Filter this material down to the lines that hold "poussant", copying each one.

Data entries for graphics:
□ □ □ □ □ □ □
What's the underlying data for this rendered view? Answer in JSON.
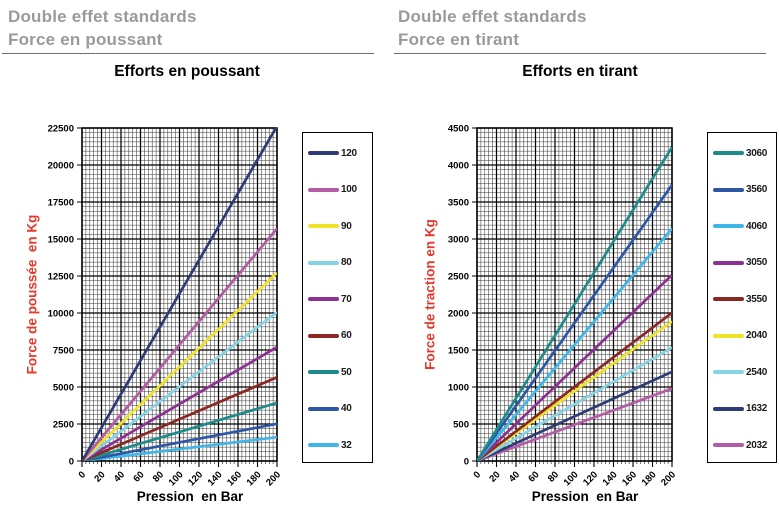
{
  "chart_data": [
    {
      "type": "line",
      "header": [
        "Double effet standards",
        "Force en poussant"
      ],
      "header_color": "#9a9a9a",
      "title": "Efforts en poussant",
      "xlabel": "Pression  en Bar",
      "ylabel": "Force de poussée  en Kg",
      "ylabel_color": "#e8382c",
      "xlim": [
        0,
        200
      ],
      "ylim": [
        0,
        22500
      ],
      "x_ticks": [
        0,
        20,
        40,
        60,
        80,
        100,
        120,
        140,
        160,
        180,
        200
      ],
      "y_ticks": [
        0,
        2500,
        5000,
        7500,
        10000,
        12500,
        15000,
        17500,
        20000,
        22500
      ],
      "x_unit": "bar",
      "y_unit": "kg",
      "grid": "fine black minor grid + major grid",
      "legend_position": "right",
      "series": [
        {
          "name": "120",
          "color": "#2e3b76",
          "x": [
            0,
            200
          ],
          "y": [
            0,
            22619
          ]
        },
        {
          "name": "100",
          "color": "#b45ba6",
          "x": [
            0,
            200
          ],
          "y": [
            0,
            15708
          ]
        },
        {
          "name": "90",
          "color": "#efe32a",
          "x": [
            0,
            200
          ],
          "y": [
            0,
            12723
          ]
        },
        {
          "name": "80",
          "color": "#85d3e3",
          "x": [
            0,
            200
          ],
          "y": [
            0,
            10053
          ]
        },
        {
          "name": "70",
          "color": "#8d3092",
          "x": [
            0,
            200
          ],
          "y": [
            0,
            7697
          ]
        },
        {
          "name": "60",
          "color": "#8c2823",
          "x": [
            0,
            200
          ],
          "y": [
            0,
            5655
          ]
        },
        {
          "name": "50",
          "color": "#1e8b8b",
          "x": [
            0,
            200
          ],
          "y": [
            0,
            3927
          ]
        },
        {
          "name": "40",
          "color": "#2c57a7",
          "x": [
            0,
            200
          ],
          "y": [
            0,
            2513
          ]
        },
        {
          "name": "32",
          "color": "#3eb7e8",
          "x": [
            0,
            200
          ],
          "y": [
            0,
            1608
          ]
        }
      ]
    },
    {
      "type": "line",
      "header": [
        "Double effet standards",
        "Force en tirant"
      ],
      "header_color": "#9a9a9a",
      "title": "Efforts en tirant",
      "xlabel": "Pression  en Bar",
      "ylabel": "Force de traction en Kg",
      "ylabel_color": "#e8382c",
      "xlim": [
        0,
        200
      ],
      "ylim": [
        0,
        4500
      ],
      "x_ticks": [
        0,
        20,
        40,
        60,
        80,
        100,
        120,
        140,
        160,
        180,
        200
      ],
      "y_ticks": [
        0,
        500,
        1000,
        1500,
        2000,
        2500,
        3000,
        3500,
        4000,
        4500
      ],
      "x_unit": "bar",
      "y_unit": "kg",
      "grid": "fine black minor grid + major grid",
      "legend_position": "right",
      "series": [
        {
          "name": "3060",
          "color": "#1e8b8b",
          "x": [
            0,
            200
          ],
          "y": [
            0,
            4241
          ]
        },
        {
          "name": "3560",
          "color": "#2c57a7",
          "x": [
            0,
            200
          ],
          "y": [
            0,
            3731
          ]
        },
        {
          "name": "4060",
          "color": "#3eb7e8",
          "x": [
            0,
            200
          ],
          "y": [
            0,
            3142
          ]
        },
        {
          "name": "3050",
          "color": "#8d3092",
          "x": [
            0,
            200
          ],
          "y": [
            0,
            2513
          ]
        },
        {
          "name": "3550",
          "color": "#8c2823",
          "x": [
            0,
            200
          ],
          "y": [
            0,
            2003
          ]
        },
        {
          "name": "2040",
          "color": "#efe32a",
          "x": [
            0,
            200
          ],
          "y": [
            0,
            1885
          ]
        },
        {
          "name": "2540",
          "color": "#85d3e3",
          "x": [
            0,
            200
          ],
          "y": [
            0,
            1532
          ]
        },
        {
          "name": "1632",
          "color": "#2e3b76",
          "x": [
            0,
            200
          ],
          "y": [
            0,
            1206
          ]
        },
        {
          "name": "2032",
          "color": "#b45ba6",
          "x": [
            0,
            200
          ],
          "y": [
            0,
            980
          ]
        }
      ]
    }
  ]
}
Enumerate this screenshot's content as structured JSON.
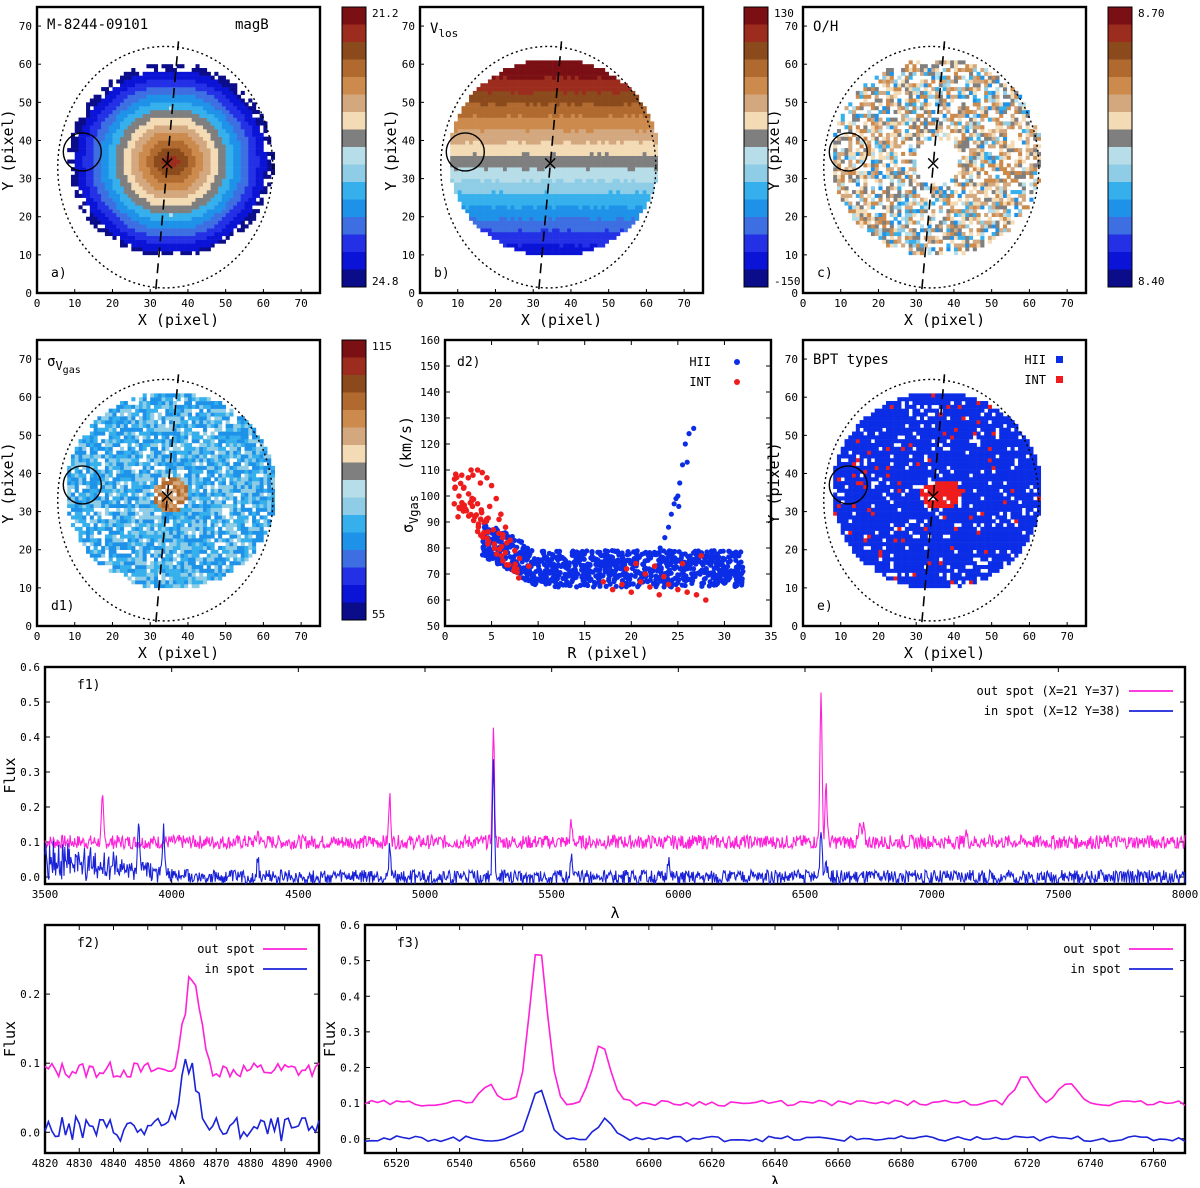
□ □ □ □ □ □ □
THE RESPONSE |
        "Force en poussant"
      "title": "Efforts en poussant",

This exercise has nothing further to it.